*PROBLEM STATEMENT:* Pictures do not belong in your copy. Repeat all the other data exactly.

━━━ DATA TO USE

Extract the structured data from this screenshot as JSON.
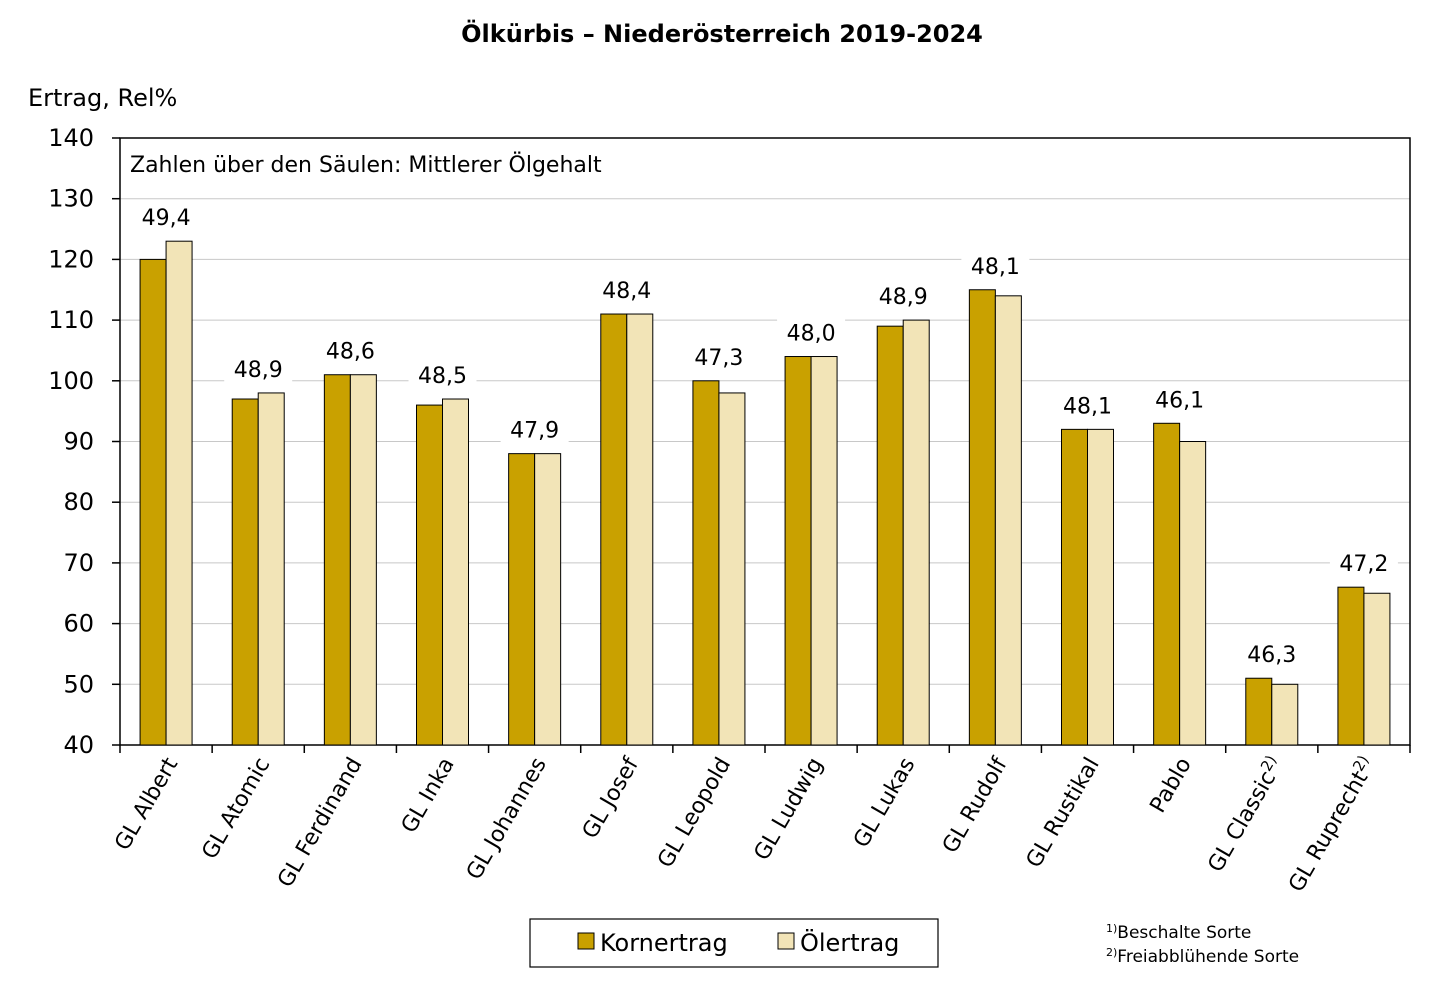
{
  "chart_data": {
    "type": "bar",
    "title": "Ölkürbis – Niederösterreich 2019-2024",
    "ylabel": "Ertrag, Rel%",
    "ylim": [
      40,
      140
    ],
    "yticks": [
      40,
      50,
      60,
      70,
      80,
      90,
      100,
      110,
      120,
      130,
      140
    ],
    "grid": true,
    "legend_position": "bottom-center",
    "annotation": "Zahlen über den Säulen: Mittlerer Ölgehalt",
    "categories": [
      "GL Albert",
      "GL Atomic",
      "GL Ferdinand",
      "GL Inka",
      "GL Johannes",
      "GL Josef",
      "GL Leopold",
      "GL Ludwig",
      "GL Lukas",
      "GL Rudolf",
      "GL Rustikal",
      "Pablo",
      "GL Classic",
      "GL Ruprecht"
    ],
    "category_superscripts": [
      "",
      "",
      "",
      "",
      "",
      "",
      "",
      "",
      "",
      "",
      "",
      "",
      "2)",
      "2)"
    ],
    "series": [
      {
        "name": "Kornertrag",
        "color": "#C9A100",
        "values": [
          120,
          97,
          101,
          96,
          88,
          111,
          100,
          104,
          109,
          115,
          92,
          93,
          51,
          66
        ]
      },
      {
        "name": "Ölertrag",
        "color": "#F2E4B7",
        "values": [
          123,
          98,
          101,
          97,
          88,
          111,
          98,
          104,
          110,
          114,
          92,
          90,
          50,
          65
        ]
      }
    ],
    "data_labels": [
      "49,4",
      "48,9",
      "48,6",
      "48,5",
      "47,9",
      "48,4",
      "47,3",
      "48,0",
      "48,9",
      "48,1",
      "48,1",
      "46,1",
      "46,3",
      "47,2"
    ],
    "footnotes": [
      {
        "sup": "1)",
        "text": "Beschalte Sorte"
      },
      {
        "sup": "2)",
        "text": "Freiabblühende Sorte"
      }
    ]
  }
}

━━━━━━

*REPLY:*
Extract the structured data from this screenshot as JSON.
{
  "chart_data": {
    "type": "bar",
    "title": "Ölkürbis – Niederösterreich 2019-2024",
    "ylabel": "Ertrag, Rel%",
    "ylim": [
      40,
      140
    ],
    "yticks": [
      40,
      50,
      60,
      70,
      80,
      90,
      100,
      110,
      120,
      130,
      140
    ],
    "grid": true,
    "legend_position": "bottom-center",
    "annotation": "Zahlen über den Säulen: Mittlerer Ölgehalt",
    "categories": [
      "GL Albert",
      "GL Atomic",
      "GL Ferdinand",
      "GL Inka",
      "GL Johannes",
      "GL Josef",
      "GL Leopold",
      "GL Ludwig",
      "GL Lukas",
      "GL Rudolf",
      "GL Rustikal",
      "Pablo",
      "GL Classic",
      "GL Ruprecht"
    ],
    "category_superscripts": [
      "",
      "",
      "",
      "",
      "",
      "",
      "",
      "",
      "",
      "",
      "",
      "",
      "2)",
      "2)"
    ],
    "series": [
      {
        "name": "Kornertrag",
        "color": "#C9A100",
        "values": [
          120,
          97,
          101,
          96,
          88,
          111,
          100,
          104,
          109,
          115,
          92,
          93,
          51,
          66
        ]
      },
      {
        "name": "Ölertrag",
        "color": "#F2E4B7",
        "values": [
          123,
          98,
          101,
          97,
          88,
          111,
          98,
          104,
          110,
          114,
          92,
          90,
          50,
          65
        ]
      }
    ],
    "data_labels": [
      "49,4",
      "48,9",
      "48,6",
      "48,5",
      "47,9",
      "48,4",
      "47,3",
      "48,0",
      "48,9",
      "48,1",
      "48,1",
      "46,1",
      "46,3",
      "47,2"
    ],
    "footnotes": [
      {
        "sup": "1)",
        "text": "Beschalte Sorte"
      },
      {
        "sup": "2)",
        "text": "Freiabblühende Sorte"
      }
    ]
  }
}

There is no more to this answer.